= Exercise =
For each line that holds "work", copy the line out.

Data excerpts

START

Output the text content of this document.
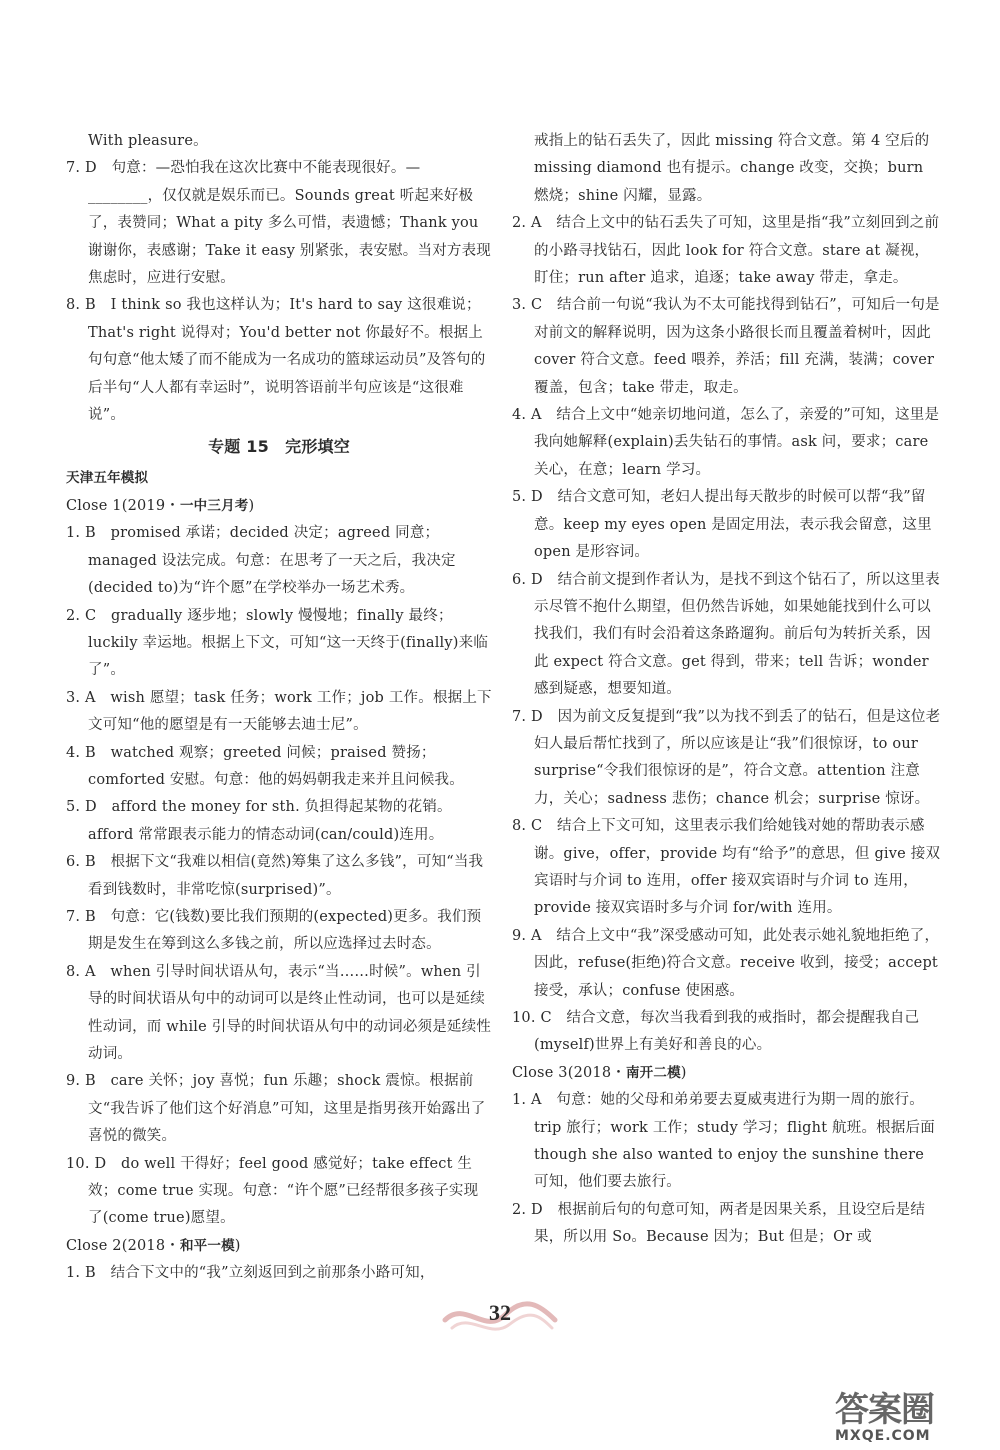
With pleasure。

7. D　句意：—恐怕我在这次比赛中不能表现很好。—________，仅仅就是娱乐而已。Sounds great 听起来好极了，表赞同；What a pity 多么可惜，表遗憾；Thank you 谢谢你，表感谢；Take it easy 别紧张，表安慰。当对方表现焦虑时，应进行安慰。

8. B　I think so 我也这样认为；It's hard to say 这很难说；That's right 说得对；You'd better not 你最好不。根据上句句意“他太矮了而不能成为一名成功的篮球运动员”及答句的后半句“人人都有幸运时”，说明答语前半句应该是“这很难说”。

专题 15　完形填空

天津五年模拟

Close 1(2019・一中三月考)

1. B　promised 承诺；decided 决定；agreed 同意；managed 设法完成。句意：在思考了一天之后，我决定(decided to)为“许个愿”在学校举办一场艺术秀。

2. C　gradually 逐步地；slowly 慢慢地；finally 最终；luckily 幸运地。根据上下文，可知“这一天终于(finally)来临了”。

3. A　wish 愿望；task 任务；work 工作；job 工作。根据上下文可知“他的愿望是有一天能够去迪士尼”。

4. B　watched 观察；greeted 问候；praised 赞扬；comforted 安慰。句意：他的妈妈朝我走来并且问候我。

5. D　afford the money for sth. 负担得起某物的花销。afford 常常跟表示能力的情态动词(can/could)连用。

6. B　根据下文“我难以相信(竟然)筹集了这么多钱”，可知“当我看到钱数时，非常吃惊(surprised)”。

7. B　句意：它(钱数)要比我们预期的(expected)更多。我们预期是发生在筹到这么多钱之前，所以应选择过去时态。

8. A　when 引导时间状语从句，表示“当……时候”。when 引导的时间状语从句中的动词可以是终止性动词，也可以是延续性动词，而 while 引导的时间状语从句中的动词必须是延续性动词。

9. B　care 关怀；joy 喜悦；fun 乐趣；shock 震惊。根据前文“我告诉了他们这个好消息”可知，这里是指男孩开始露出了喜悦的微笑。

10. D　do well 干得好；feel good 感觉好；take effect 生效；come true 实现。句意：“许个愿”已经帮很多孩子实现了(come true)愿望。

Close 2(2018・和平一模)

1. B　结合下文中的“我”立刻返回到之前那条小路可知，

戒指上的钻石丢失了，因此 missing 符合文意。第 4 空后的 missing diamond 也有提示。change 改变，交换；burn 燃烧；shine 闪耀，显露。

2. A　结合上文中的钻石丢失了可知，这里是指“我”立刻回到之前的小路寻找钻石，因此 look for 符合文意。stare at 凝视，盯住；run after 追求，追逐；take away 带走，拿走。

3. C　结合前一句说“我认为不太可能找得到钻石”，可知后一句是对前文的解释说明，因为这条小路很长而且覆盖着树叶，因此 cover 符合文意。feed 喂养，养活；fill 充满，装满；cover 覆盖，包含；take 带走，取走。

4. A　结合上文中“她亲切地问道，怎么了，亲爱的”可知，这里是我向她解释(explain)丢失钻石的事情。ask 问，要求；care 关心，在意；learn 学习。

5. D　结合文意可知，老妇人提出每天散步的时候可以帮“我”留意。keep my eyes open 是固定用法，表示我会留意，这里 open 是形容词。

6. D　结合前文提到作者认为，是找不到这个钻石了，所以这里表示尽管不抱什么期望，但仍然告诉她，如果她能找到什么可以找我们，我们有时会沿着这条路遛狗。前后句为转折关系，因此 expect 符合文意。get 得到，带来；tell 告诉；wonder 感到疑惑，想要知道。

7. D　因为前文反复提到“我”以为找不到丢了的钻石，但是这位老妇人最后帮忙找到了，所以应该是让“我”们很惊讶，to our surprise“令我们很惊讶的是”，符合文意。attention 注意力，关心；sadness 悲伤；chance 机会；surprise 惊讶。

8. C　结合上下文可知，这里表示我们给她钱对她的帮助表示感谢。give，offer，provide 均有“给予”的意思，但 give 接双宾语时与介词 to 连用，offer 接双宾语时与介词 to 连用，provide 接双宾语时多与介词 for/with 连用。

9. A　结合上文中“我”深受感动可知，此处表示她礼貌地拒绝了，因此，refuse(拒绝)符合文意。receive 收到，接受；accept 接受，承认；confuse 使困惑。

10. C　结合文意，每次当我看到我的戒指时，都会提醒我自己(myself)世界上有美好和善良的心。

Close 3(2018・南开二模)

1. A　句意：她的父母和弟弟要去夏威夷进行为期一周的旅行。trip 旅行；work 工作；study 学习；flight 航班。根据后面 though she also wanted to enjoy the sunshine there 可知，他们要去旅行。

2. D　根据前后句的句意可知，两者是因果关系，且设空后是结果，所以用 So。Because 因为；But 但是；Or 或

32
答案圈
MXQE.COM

END

= Problem solution =
3. A　wish 愿望；task 任务；work 工作；job 工作。根据上下文可知“他的愿望是有一天能够去迪士尼”。
1. A　句意：她的父母和弟弟要去夏威夷进行为期一周的旅行。trip 旅行；work 工作；study 学习；flight 航班。根据后面 though she also wanted to enjoy the sunshine there 可知，他们要去旅行。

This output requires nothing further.